>> Start Items

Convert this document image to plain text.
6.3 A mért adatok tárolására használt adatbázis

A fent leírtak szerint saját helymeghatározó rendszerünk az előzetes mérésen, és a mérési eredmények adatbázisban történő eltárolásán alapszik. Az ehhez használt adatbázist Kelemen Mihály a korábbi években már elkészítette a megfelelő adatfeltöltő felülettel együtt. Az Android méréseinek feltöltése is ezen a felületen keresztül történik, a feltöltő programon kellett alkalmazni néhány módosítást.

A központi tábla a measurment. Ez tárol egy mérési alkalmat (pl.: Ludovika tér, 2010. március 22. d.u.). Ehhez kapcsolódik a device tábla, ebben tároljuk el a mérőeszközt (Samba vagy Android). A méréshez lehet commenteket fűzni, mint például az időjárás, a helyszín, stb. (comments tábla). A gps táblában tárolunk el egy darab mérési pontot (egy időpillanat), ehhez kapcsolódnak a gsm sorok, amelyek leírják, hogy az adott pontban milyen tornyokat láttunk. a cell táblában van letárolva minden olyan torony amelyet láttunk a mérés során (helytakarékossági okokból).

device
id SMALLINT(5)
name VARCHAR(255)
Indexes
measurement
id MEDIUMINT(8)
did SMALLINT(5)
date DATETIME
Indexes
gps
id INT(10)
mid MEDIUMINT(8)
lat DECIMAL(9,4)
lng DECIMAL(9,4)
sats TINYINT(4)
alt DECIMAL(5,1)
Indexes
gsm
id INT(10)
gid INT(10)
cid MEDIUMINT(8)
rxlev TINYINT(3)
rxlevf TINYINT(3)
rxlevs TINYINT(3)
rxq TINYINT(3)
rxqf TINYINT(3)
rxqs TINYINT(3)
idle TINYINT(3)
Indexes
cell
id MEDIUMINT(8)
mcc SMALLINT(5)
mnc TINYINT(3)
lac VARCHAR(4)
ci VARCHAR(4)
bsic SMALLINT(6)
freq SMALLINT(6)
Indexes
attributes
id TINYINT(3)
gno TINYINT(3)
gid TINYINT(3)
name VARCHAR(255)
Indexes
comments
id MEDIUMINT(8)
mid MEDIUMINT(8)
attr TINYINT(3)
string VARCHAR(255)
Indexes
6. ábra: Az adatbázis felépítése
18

>> End Items

* [What is needed] Go through the listing above and work out how many lines contain the string "Android". Reply with the number alone.

* [Output for this exercise] 2